WRITTEN REQUEST:
Restate all the material verbatim, except for the pictures.
---
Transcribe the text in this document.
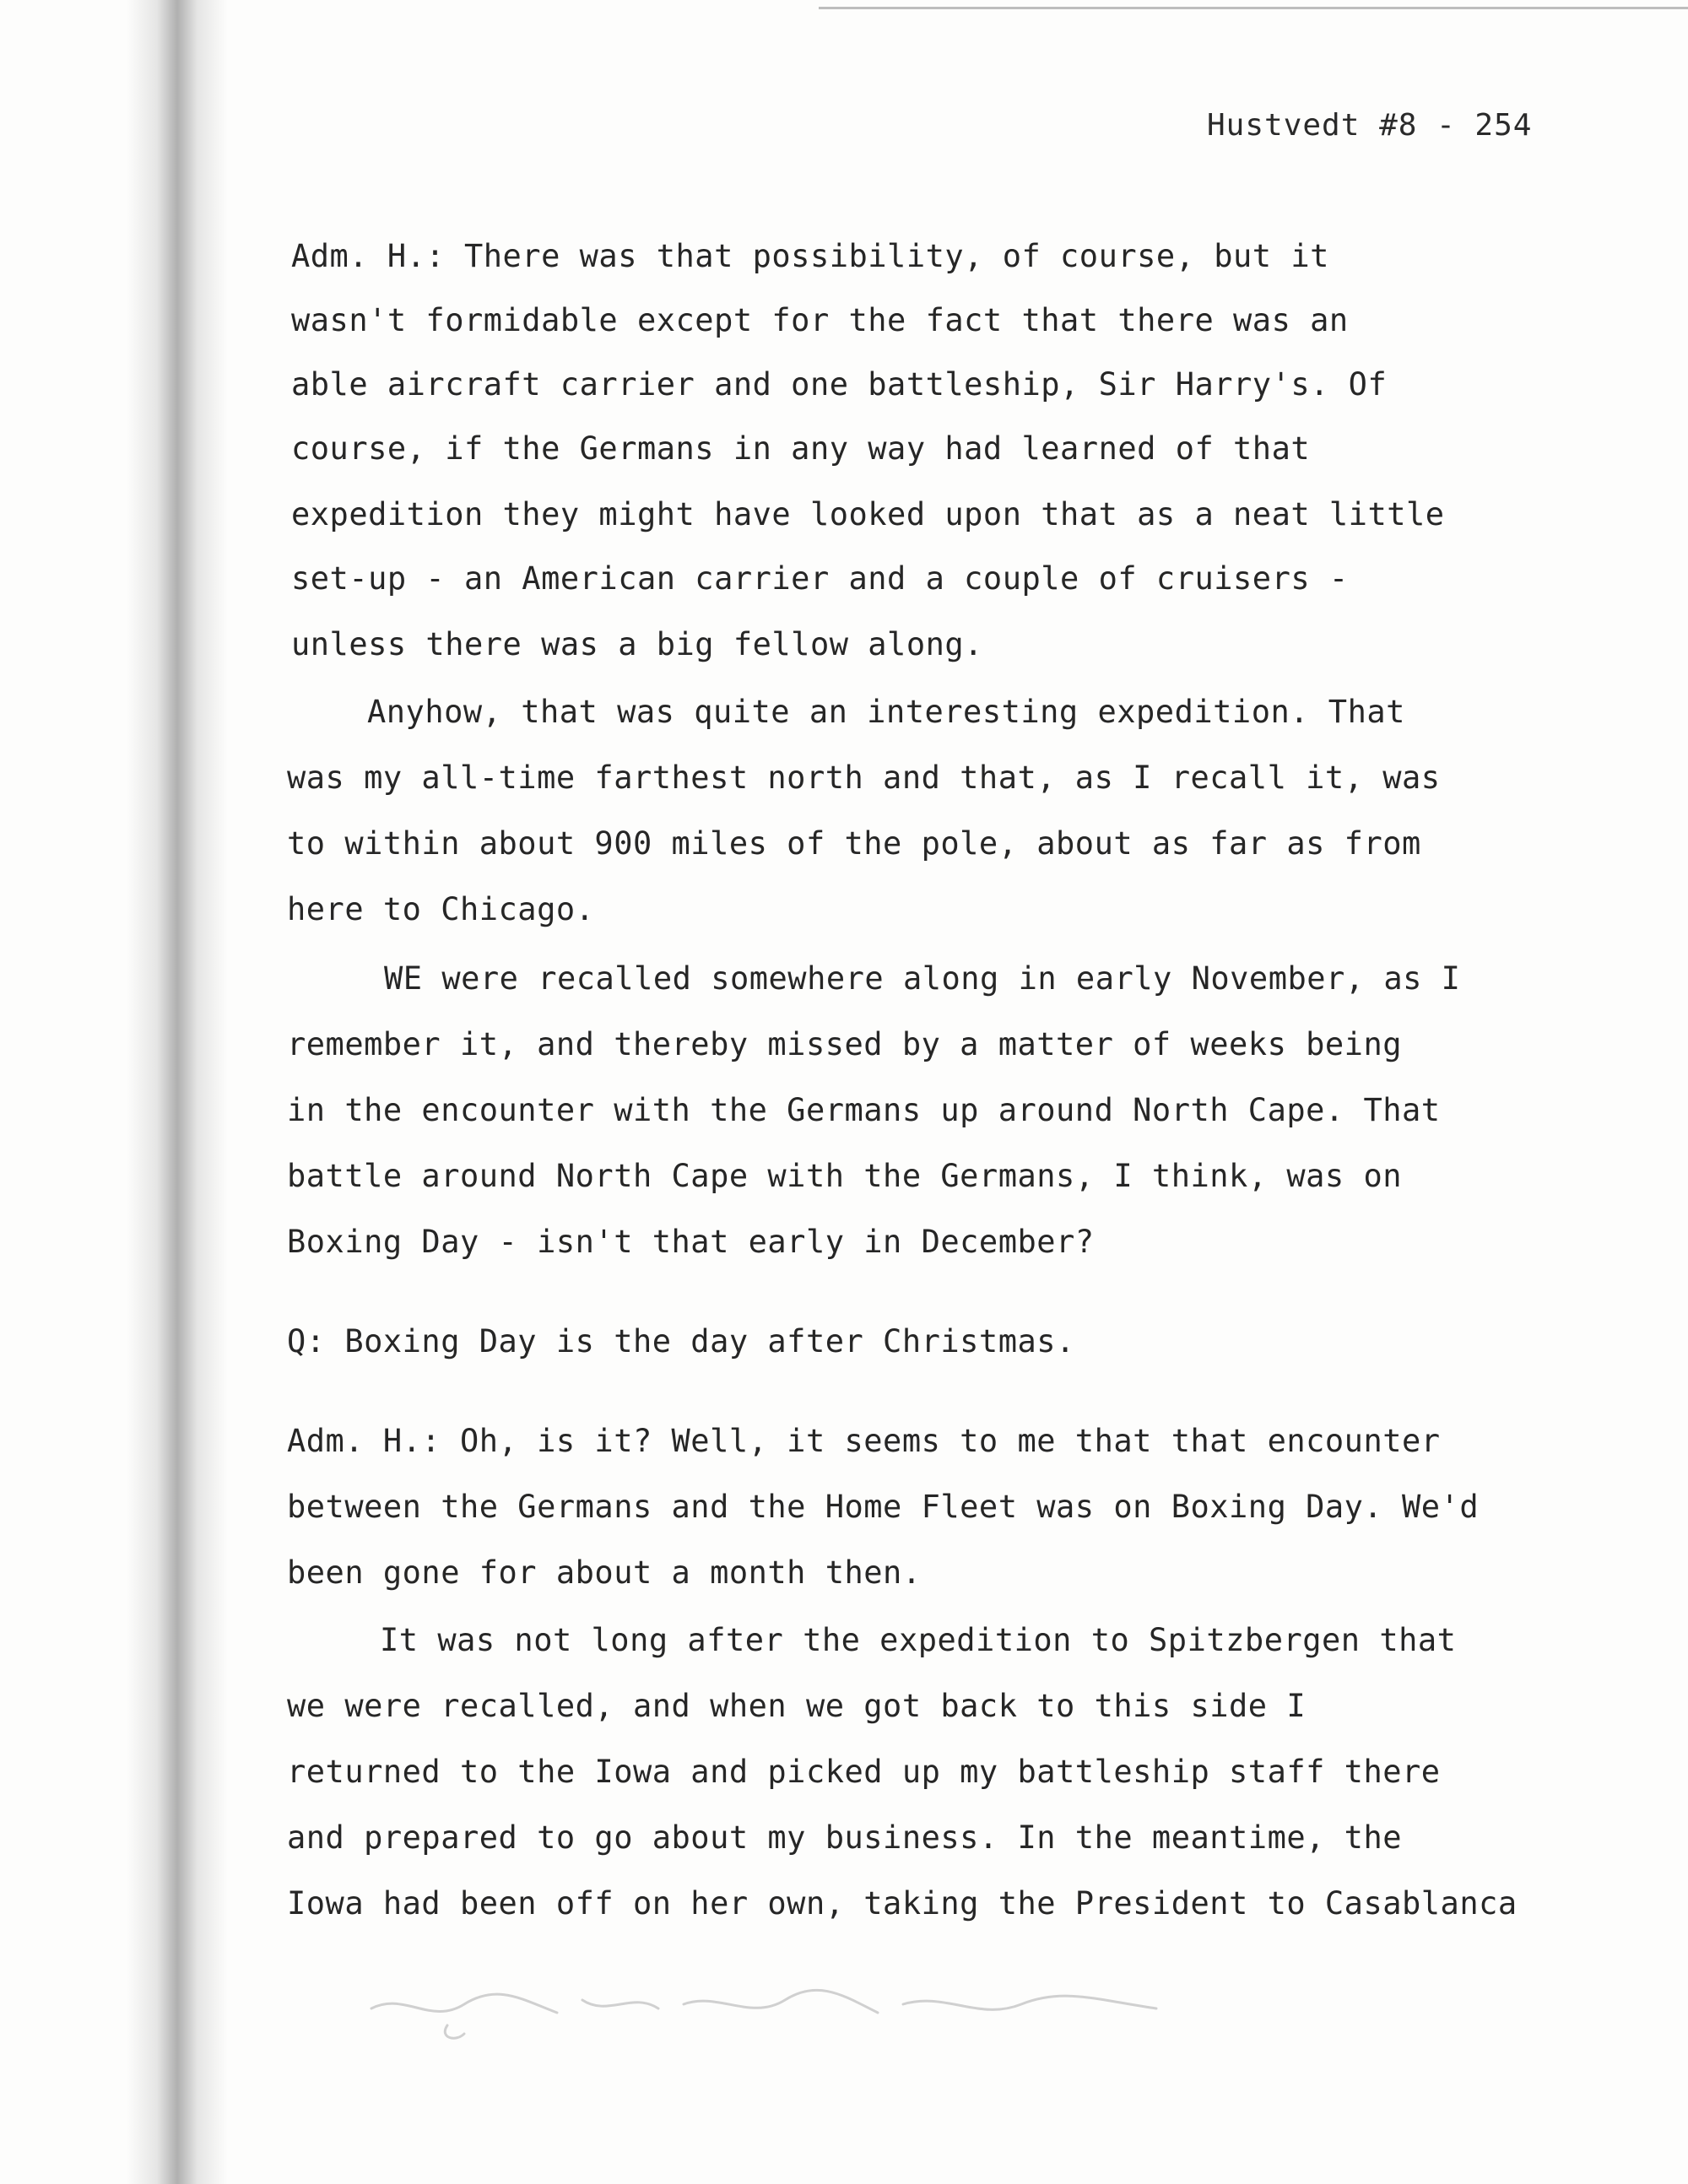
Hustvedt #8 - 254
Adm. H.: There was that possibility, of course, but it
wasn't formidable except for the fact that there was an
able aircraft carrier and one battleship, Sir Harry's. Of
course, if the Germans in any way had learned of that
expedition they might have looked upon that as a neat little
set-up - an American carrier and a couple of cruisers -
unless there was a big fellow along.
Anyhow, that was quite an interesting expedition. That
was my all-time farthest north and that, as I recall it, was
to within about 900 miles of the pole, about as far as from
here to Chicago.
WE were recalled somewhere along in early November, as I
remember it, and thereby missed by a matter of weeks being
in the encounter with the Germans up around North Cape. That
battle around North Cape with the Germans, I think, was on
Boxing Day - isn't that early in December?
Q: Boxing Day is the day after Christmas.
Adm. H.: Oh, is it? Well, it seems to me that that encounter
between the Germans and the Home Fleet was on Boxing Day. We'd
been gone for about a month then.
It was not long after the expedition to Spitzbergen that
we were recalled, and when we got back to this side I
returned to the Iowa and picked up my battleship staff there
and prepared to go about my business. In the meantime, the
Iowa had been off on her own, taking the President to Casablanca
---
ANSWER TO THE PROBLEM:
Transcribe the text in this document.
Hustvedt #8 - 254
Adm. H.: There was that possibility, of course, but it
wasn't formidable except for the fact that there was an
able aircraft carrier and one battleship, Sir Harry's. Of
course, if the Germans in any way had learned of that
expedition they might have looked upon that as a neat little
set-up - an American carrier and a couple of cruisers -
unless there was a big fellow along.
Anyhow, that was quite an interesting expedition. That
was my all-time farthest north and that, as I recall it, was
to within about 900 miles of the pole, about as far as from
here to Chicago.
WE were recalled somewhere along in early November, as I
remember it, and thereby missed by a matter of weeks being
in the encounter with the Germans up around North Cape. That
battle around North Cape with the Germans, I think, was on
Boxing Day - isn't that early in December?
Q: Boxing Day is the day after Christmas.
Adm. H.: Oh, is it? Well, it seems to me that that encounter
between the Germans and the Home Fleet was on Boxing Day. We'd
been gone for about a month then.
It was not long after the expedition to Spitzbergen that
we were recalled, and when we got back to this side I
returned to the Iowa and picked up my battleship staff there
and prepared to go about my business. In the meantime, the
Iowa had been off on her own, taking the President to Casablanca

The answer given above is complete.